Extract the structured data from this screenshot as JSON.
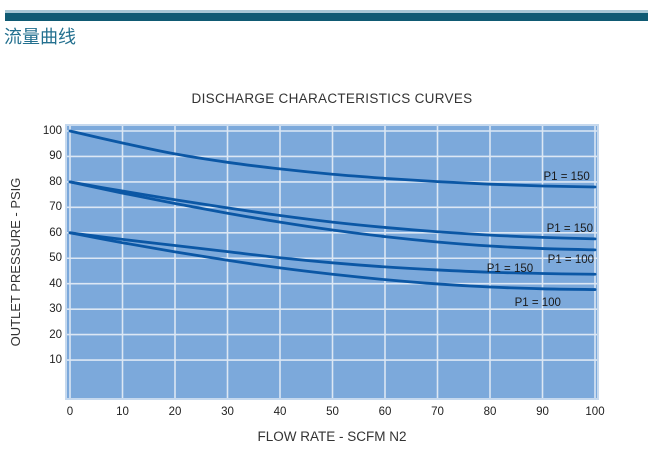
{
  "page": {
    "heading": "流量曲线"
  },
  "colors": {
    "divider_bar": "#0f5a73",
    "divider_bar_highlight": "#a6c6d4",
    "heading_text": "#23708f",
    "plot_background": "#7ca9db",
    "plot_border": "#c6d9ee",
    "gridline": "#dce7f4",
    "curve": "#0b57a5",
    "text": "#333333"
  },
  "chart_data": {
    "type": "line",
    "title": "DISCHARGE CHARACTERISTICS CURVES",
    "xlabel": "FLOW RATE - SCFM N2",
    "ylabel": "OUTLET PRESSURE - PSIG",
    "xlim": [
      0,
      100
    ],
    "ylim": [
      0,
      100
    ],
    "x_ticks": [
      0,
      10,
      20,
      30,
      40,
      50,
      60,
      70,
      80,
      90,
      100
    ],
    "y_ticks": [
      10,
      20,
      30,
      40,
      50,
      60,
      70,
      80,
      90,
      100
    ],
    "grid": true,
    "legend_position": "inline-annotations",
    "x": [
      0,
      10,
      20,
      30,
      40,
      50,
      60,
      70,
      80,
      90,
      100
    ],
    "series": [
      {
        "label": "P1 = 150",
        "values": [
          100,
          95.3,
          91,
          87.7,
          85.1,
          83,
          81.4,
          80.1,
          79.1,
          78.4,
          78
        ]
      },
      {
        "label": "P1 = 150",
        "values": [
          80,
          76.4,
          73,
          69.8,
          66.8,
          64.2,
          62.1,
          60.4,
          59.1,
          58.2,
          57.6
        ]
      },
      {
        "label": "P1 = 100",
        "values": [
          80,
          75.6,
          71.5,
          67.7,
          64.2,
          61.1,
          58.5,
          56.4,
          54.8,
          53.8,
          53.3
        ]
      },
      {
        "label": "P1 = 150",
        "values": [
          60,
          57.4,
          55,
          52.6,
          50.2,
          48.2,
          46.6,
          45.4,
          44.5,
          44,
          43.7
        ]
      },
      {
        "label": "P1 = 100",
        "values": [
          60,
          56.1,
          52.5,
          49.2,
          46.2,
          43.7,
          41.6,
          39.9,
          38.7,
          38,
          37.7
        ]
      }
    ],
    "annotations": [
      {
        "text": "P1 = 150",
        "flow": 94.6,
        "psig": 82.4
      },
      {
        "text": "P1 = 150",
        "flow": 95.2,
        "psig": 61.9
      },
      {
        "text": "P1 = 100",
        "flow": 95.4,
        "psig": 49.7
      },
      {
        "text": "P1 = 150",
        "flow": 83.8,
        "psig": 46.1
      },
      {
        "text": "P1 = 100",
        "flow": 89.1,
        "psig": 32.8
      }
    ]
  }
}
*****
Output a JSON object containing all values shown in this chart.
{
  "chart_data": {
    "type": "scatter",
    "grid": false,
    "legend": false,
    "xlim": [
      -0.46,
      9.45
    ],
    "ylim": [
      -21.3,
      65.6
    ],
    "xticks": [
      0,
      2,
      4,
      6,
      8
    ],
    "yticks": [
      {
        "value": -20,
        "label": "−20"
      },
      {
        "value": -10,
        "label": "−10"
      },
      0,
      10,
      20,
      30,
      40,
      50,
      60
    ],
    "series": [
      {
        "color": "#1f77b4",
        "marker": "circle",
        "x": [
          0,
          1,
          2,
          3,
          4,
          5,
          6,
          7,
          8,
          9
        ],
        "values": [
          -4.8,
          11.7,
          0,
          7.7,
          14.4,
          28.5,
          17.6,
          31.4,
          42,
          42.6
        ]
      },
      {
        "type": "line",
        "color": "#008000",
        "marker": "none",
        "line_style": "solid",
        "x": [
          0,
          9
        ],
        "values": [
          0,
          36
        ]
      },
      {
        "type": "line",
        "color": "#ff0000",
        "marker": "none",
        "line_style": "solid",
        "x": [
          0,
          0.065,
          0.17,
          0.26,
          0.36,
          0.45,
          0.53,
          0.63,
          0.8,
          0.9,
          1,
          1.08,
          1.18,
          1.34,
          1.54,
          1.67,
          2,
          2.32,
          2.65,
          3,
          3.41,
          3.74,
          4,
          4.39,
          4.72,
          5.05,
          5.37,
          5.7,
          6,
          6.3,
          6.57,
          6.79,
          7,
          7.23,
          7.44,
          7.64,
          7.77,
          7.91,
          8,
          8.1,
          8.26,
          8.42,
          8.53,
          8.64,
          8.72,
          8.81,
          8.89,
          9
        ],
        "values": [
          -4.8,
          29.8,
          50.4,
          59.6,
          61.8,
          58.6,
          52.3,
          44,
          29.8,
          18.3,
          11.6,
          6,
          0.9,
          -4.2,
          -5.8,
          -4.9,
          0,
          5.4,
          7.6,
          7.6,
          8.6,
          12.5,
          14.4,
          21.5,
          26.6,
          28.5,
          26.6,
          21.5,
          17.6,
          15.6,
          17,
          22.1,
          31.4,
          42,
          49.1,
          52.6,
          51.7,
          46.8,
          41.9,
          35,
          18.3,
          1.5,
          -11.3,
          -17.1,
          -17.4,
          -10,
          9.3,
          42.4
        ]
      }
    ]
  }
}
*****
**Your task**
In the records above, locate the lines holding the word "annotations". Copy each of them.

**Task output**
    "legend_position": "inline-annotations",
    "annotations": [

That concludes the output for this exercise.